(Visual layout annotation data)
_ _ _ _
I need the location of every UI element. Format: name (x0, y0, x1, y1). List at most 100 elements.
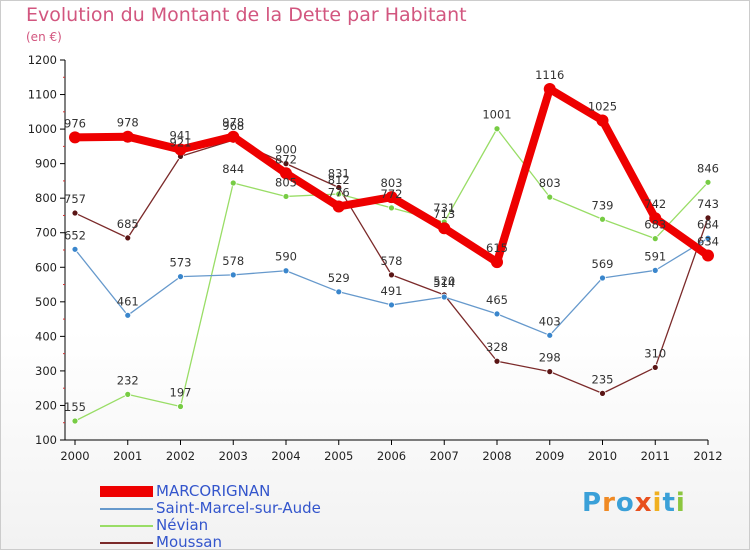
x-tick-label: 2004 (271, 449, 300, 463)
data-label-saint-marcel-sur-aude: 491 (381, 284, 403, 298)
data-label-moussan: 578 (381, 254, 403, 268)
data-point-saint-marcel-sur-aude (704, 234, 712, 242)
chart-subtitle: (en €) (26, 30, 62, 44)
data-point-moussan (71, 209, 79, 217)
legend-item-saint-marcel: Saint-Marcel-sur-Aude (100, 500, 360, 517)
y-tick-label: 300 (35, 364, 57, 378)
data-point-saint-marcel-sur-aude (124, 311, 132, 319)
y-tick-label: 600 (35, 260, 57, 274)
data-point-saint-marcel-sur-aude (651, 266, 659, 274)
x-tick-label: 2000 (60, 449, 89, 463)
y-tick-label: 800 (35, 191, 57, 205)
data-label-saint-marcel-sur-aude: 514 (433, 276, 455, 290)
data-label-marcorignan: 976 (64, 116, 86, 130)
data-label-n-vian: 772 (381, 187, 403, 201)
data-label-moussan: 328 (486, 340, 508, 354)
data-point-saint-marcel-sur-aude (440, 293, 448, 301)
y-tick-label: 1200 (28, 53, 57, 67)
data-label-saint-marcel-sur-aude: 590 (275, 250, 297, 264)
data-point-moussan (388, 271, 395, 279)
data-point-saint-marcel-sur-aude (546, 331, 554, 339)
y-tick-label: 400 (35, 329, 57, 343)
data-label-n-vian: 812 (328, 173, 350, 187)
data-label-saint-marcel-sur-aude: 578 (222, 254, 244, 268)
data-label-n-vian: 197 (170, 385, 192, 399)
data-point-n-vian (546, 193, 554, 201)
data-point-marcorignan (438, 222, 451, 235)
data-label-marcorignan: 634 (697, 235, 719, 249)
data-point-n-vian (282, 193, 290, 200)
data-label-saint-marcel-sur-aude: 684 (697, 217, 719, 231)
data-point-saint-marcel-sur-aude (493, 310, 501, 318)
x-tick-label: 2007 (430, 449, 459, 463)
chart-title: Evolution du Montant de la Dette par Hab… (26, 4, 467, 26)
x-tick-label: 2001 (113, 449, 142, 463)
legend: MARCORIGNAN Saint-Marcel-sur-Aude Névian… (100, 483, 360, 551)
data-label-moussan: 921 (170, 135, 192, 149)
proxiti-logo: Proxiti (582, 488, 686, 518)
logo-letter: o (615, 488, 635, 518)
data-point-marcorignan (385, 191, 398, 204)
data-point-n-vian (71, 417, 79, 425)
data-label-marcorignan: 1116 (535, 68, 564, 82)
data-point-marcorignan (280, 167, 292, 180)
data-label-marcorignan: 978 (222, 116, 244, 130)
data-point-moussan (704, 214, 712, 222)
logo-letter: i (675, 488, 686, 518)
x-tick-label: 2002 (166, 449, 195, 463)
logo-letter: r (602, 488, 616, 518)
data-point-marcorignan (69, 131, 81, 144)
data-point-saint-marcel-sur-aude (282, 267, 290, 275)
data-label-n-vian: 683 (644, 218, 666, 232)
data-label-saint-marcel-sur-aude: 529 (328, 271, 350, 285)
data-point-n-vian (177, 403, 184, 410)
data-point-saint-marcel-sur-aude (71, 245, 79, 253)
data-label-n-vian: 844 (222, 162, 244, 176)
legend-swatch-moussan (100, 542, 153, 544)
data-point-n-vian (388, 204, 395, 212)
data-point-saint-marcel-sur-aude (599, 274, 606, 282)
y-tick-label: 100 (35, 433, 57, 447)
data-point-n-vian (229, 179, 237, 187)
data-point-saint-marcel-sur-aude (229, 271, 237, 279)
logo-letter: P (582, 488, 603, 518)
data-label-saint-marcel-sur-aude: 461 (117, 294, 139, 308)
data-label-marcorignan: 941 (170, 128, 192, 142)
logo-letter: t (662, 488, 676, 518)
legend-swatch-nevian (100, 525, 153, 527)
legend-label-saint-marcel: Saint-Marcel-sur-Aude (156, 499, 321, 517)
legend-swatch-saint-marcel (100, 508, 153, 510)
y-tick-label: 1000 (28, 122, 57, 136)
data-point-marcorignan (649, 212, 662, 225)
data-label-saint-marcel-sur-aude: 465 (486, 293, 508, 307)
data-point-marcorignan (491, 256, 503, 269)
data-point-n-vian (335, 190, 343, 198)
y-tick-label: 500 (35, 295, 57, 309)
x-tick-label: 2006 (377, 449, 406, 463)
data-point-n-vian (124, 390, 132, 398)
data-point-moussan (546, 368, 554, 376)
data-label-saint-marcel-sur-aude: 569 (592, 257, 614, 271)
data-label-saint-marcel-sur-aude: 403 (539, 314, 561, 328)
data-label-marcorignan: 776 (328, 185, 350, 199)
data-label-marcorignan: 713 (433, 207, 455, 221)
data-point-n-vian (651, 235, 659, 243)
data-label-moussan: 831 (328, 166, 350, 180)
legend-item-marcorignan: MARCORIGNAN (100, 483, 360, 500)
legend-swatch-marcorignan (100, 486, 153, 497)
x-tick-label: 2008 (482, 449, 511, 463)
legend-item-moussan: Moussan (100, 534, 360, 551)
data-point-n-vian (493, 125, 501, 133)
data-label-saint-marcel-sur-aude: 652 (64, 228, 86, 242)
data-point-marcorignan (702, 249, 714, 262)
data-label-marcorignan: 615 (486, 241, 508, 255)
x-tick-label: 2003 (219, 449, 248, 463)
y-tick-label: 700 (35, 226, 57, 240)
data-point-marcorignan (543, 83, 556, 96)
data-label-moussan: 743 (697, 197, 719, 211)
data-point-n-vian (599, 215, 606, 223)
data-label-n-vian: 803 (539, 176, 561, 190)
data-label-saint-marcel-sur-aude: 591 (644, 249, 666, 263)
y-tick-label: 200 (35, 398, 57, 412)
_ _ _ _
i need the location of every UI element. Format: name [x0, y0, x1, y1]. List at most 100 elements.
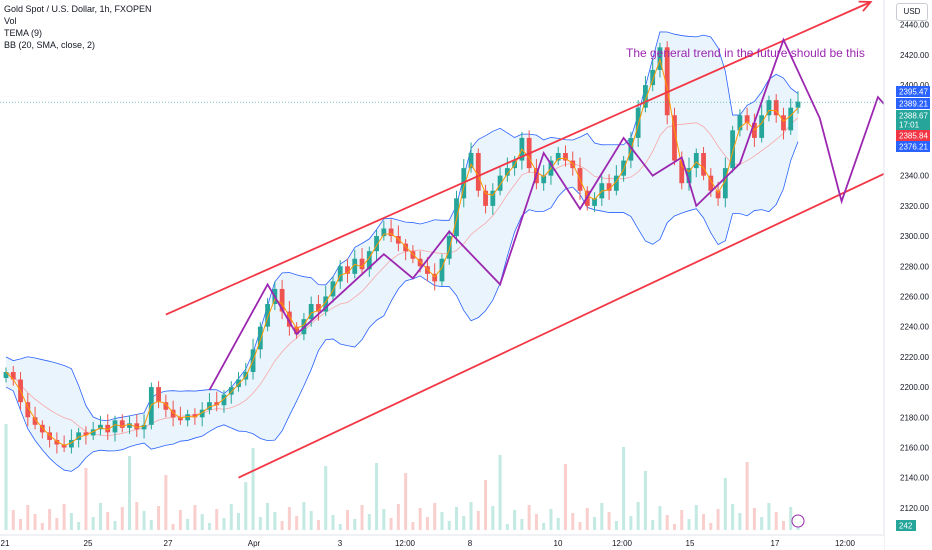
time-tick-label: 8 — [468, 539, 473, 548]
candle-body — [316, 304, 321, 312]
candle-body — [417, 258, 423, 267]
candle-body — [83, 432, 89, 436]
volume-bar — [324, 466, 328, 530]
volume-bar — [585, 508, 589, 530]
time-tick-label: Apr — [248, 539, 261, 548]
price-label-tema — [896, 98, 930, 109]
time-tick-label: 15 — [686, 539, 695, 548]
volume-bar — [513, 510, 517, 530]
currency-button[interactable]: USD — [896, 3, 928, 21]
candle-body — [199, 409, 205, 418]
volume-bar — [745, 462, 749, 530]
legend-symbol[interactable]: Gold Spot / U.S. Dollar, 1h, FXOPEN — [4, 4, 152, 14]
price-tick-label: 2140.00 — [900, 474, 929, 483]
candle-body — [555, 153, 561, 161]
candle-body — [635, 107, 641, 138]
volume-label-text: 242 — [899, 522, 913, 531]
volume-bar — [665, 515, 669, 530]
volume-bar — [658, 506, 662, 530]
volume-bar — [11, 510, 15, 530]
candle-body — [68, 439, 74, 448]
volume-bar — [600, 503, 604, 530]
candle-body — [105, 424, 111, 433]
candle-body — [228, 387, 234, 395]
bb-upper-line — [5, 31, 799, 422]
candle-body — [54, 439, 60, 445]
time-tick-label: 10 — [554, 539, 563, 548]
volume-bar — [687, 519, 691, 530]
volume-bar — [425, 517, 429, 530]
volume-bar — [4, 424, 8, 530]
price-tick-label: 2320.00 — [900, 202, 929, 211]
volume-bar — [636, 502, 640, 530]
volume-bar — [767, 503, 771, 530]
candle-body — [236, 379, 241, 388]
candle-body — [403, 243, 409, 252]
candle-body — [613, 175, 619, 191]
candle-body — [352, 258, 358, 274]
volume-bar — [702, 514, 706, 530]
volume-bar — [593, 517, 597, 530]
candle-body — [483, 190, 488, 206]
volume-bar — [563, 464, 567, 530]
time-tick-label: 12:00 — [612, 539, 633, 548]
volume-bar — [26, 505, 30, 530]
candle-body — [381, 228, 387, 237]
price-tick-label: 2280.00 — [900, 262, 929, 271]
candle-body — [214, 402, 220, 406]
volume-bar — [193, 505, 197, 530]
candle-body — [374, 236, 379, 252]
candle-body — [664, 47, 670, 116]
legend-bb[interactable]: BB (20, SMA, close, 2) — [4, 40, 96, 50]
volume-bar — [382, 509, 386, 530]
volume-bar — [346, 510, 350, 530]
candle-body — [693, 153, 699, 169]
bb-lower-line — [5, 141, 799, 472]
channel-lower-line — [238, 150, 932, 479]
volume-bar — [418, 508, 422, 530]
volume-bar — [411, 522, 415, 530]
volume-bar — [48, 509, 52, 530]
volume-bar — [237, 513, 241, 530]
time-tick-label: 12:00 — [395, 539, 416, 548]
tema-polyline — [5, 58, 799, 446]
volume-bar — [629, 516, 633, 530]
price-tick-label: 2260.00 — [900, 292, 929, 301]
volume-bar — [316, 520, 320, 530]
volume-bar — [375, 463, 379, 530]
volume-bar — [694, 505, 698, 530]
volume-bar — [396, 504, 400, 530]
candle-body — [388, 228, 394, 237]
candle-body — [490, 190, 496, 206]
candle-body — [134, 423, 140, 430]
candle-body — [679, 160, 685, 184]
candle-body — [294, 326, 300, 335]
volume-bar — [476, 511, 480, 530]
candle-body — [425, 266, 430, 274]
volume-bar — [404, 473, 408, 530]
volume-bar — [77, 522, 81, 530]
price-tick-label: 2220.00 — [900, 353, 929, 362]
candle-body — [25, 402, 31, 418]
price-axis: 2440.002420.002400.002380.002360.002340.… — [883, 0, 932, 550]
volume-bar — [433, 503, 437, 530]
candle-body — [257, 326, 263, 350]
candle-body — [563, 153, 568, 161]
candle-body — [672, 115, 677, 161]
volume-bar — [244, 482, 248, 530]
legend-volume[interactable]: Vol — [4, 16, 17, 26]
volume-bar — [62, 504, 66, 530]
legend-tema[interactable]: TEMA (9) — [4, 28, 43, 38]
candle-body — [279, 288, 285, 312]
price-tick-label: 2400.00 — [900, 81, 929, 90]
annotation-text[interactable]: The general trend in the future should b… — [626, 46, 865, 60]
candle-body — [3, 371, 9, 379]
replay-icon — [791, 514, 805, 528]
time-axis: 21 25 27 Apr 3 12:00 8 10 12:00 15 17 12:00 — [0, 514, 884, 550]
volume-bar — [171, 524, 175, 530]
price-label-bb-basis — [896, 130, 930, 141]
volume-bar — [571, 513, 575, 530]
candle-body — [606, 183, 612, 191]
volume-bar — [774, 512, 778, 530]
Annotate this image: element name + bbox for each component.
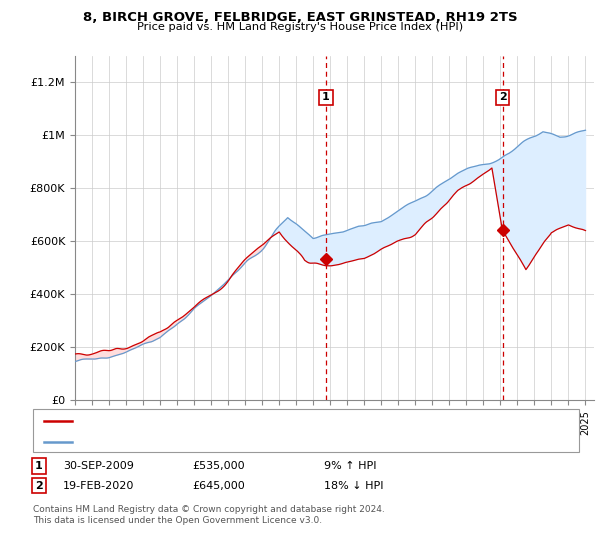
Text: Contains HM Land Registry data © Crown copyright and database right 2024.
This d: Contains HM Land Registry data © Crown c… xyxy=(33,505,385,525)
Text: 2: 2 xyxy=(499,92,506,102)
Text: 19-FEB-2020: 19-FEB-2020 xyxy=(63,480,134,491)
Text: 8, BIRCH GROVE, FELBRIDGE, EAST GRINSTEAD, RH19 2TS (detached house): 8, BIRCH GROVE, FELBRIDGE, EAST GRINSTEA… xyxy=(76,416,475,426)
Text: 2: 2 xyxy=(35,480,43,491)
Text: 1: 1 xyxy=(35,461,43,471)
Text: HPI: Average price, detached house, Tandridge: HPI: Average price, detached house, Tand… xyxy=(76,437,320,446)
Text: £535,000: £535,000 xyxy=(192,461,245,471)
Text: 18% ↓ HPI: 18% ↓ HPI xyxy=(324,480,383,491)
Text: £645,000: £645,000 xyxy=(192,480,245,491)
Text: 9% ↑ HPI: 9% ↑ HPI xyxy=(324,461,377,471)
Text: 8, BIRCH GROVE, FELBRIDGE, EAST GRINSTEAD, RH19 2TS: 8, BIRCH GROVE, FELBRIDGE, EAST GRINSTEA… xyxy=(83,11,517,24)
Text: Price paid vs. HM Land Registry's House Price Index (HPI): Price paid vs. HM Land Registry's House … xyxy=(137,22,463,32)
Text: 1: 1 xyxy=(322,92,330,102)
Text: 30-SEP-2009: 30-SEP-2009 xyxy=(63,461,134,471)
_ _ _ _
EXERCISE INSTRUCTIONS: Copy out the rows from the line containing "Text: Contains HM" through the line containing "Text: 1: 1 xyxy=(35,461,43,471)", inclusive, reproducing each one verbatim.

FINISHED TASK:
Text: Contains HM Land Registry data © Crown copyright and database right 2024.
This d: Contains HM Land Registry data © Crown c… xyxy=(33,505,385,525)
Text: 2: 2 xyxy=(499,92,506,102)
Text: 19-FEB-2020: 19-FEB-2020 xyxy=(63,480,134,491)
Text: 8, BIRCH GROVE, FELBRIDGE, EAST GRINSTEAD, RH19 2TS (detached house): 8, BIRCH GROVE, FELBRIDGE, EAST GRINSTEA… xyxy=(76,416,475,426)
Text: 2: 2 xyxy=(35,480,43,491)
Text: 1: 1 xyxy=(35,461,43,471)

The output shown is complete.